- _Text extract_:
──────────────────────────────

Useful docs: w3 schools sql, sql as understood by sqlite, wikipedia for TLAs etc.
i2 uses sqlite accessed by the Python sqlite3 interface. Discussion on other options later. All access should be via the database api, dbapi/CCP4DbApi.py and the schema is dbapi/database_schema.sql. The db is usually opened as part of startup by utils/startup.py:startDb() function and can be accesed via CCP4Modules.PROJECTSMANAGER().db(). By default the user database file is $HOME/.CCP4I2/db/database.sqlite but this can be changed either as command line argument (-db) or by the environment variables: CCP4_LOCAL_HOME which resets where .CCP4I2 and other project directories are by default CCP4_LOCAL_DOTDIR resets .CCP4I2 parent path These are mostly useful for classroom environments with disk space and/or network speed issues.
Note that Python sqlite has a stated requirement that the sqlite is in the main thread. The database is accessed by both the main gui process and the 'background' runTask processes. I have tried to minimise all access but especially from runTask processes.
The present implementation expects the db to have a single user access - the users login name is found automatically and checked against the value saved in Users table (set when database created) and may fail if they do not match. The gui (in startup.py:startDb() function) deals with this by asking the user to provide the 'old' username as found in the db. There are tables in db such as ProjectsUsersPermissions which are intended for a more sophisticated multi-user access but are not fully implemented.
Each of the main tables in the database has an id which is a randomly generated unique identifier that serves as the primary key. In Python this is handled as a string (or as defined by CCP4DbApi.UUIDTYPE valriable which is currently set to str) and is widely used. There are also some tables (FileTypes, JobStatus) which contain list of integer 'enums' that are used in the 'main' tables
To inspect the db in the Job list the context (right mouse) menus for jobs and files have a View->Database entry option. Also the program sqlitebrowser is very useful and can also be used to edit a db.
All access to the db is channeled through the excute() and commit() methods so changes needed when porting to alternative sql are hopefully localised to these methods. Most methods in CDbApi create an sql command and use execute() (always!) to execute that command. This function traps and reports errors and if setDiagnostic() has been set True it will report all executed sql commands. If the sql command has changed the database then this must be followed by a commit(). If the change is not commited then the process does not release the db and, typically for the case of the gui holding the db, prevents the runTask from reporting a job finished so it appears to run forever. If the sql command is a 'getter' returning data then the fetchAll2Py() or fetchAll2PyList() method should be called to return the data as lists of appropriate Python data types. The difference between these functions is that fetchAll2Py() returns a single list of a single column of data from the db but fetchAll2PyList() returns a list of lists of multiple columns. Both of these functions require as input either the Python type or list of Python types for the returned data.
For the main tables in the database there are methods:
createWhatever() - create new row in table
updateWhatever(whateverId=None,key=None,value=None) - update key
column in row to value.
getWhateverInfo(whateverId,mode=None) - return a dictionary of data
for the whatever with id whateverId for all the columns listed in
mode argument. If mode is the default, None, then all the columns are
returned. If mode is a single column name then the single Python
value is return rather than a dict. The keys in the return dict are
the column names but all lower case.

──────────────────────────────

- _Source data_:
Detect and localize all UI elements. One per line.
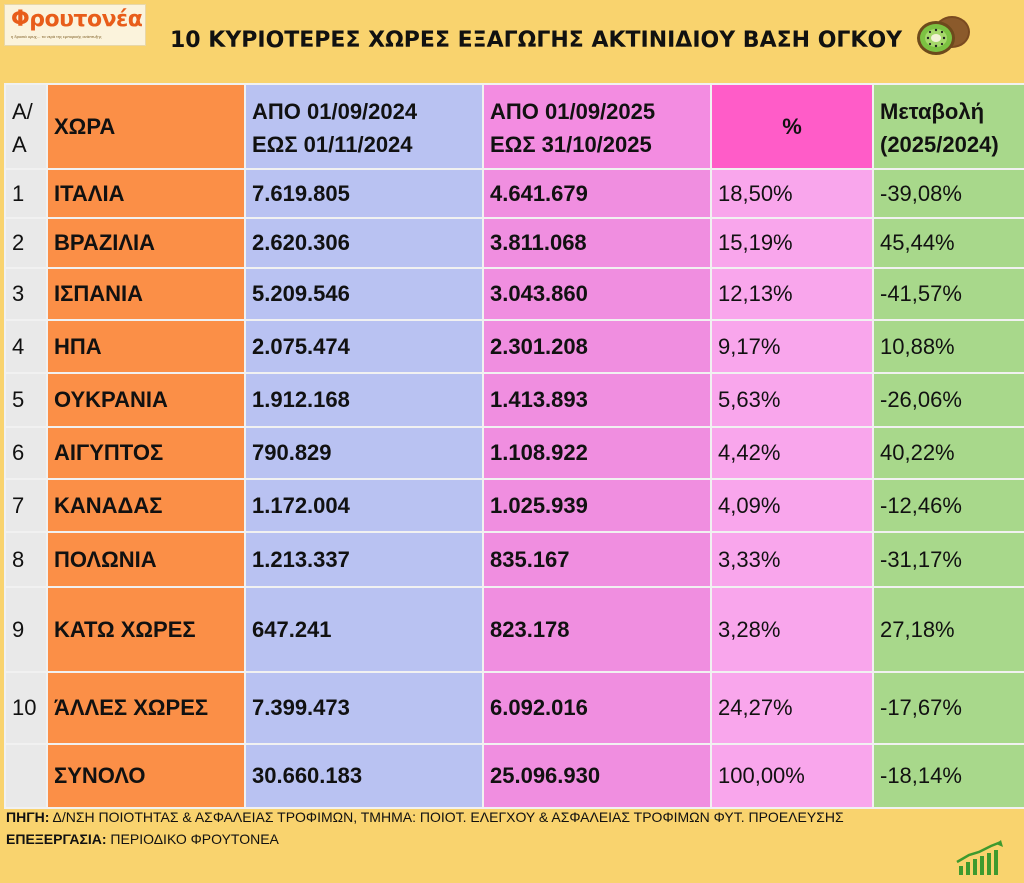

──────────────────────────────

- _Tasks_:
**a.** In the database notes, what is the default location of the user database file?
**b.** Copy the passage from the database notes starting at "For the main" and ending at "row to value.".
The listing is separate material and is unrelated to the database notes.

- _Responses by task_:
**a.** $HOME/.CCP4I2/db/database.sqlite

**b.**
For the main tables in the database there are methods:
createWhatever() - create new row in table
updateWhatever(whateverId=None,key=None,value=None) - update key
column in row to value.